[Records from a data collection]:
+++

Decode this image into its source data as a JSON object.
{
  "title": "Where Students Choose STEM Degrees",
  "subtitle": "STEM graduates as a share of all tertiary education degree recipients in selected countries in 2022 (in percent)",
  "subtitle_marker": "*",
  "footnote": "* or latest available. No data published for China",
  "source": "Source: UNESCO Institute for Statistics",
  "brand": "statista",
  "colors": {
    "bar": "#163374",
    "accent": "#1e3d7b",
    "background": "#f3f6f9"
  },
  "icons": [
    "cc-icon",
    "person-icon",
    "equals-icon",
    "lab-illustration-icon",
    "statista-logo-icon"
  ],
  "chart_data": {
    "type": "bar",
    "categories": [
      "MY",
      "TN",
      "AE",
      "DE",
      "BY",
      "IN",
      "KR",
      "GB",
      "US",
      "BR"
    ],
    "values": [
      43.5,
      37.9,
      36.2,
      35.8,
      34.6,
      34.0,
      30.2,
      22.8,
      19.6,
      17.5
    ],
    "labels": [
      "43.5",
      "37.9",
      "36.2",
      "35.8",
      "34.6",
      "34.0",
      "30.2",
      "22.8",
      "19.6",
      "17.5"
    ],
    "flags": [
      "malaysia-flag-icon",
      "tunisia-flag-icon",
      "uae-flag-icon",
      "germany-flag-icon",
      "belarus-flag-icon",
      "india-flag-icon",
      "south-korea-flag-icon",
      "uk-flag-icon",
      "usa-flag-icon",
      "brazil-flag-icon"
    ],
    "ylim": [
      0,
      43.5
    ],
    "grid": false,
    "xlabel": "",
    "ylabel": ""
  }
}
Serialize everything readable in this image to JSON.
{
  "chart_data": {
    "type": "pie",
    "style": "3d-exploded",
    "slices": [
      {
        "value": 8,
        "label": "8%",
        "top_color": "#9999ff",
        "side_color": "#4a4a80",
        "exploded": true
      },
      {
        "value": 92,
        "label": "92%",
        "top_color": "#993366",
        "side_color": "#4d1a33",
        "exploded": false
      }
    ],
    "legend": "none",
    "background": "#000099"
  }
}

+++

Please give back all of the records exactly as written.

Decode this image into its source data as a JSON object.
{
  "title": "Where Students Choose STEM Degrees",
  "subtitle": "STEM graduates as a share of all tertiary education degree recipients in selected countries in 2022 (in percent)",
  "subtitle_marker": "*",
  "footnote": "* or latest available. No data published for China",
  "source": "Source: UNESCO Institute for Statistics",
  "brand": "statista",
  "colors": {
    "bar": "#163374",
    "accent": "#1e3d7b",
    "background": "#f3f6f9"
  },
  "icons": [
    "cc-icon",
    "person-icon",
    "equals-icon",
    "lab-illustration-icon",
    "statista-logo-icon"
  ],
  "chart_data": {
    "type": "bar",
    "categories": [
      "MY",
      "TN",
      "AE",
      "DE",
      "BY",
      "IN",
      "KR",
      "GB",
      "US",
      "BR"
    ],
    "values": [
      43.5,
      37.9,
      36.2,
      35.8,
      34.6,
      34.0,
      30.2,
      22.8,
      19.6,
      17.5
    ],
    "labels": [
      "43.5",
      "37.9",
      "36.2",
      "35.8",
      "34.6",
      "34.0",
      "30.2",
      "22.8",
      "19.6",
      "17.5"
    ],
    "flags": [
      "malaysia-flag-icon",
      "tunisia-flag-icon",
      "uae-flag-icon",
      "germany-flag-icon",
      "belarus-flag-icon",
      "india-flag-icon",
      "south-korea-flag-icon",
      "uk-flag-icon",
      "usa-flag-icon",
      "brazil-flag-icon"
    ],
    "ylim": [
      0,
      43.5
    ],
    "grid": false,
    "xlabel": "",
    "ylabel": ""
  }
}
Serialize everything readable in this image to JSON.
{
  "chart_data": {
    "type": "pie",
    "style": "3d-exploded",
    "slices": [
      {
        "value": 8,
        "label": "8%",
        "top_color": "#9999ff",
        "side_color": "#4a4a80",
        "exploded": true
      },
      {
        "value": 92,
        "label": "92%",
        "top_color": "#993366",
        "side_color": "#4d1a33",
        "exploded": false
      }
    ],
    "legend": "none",
    "background": "#000099"
  }
}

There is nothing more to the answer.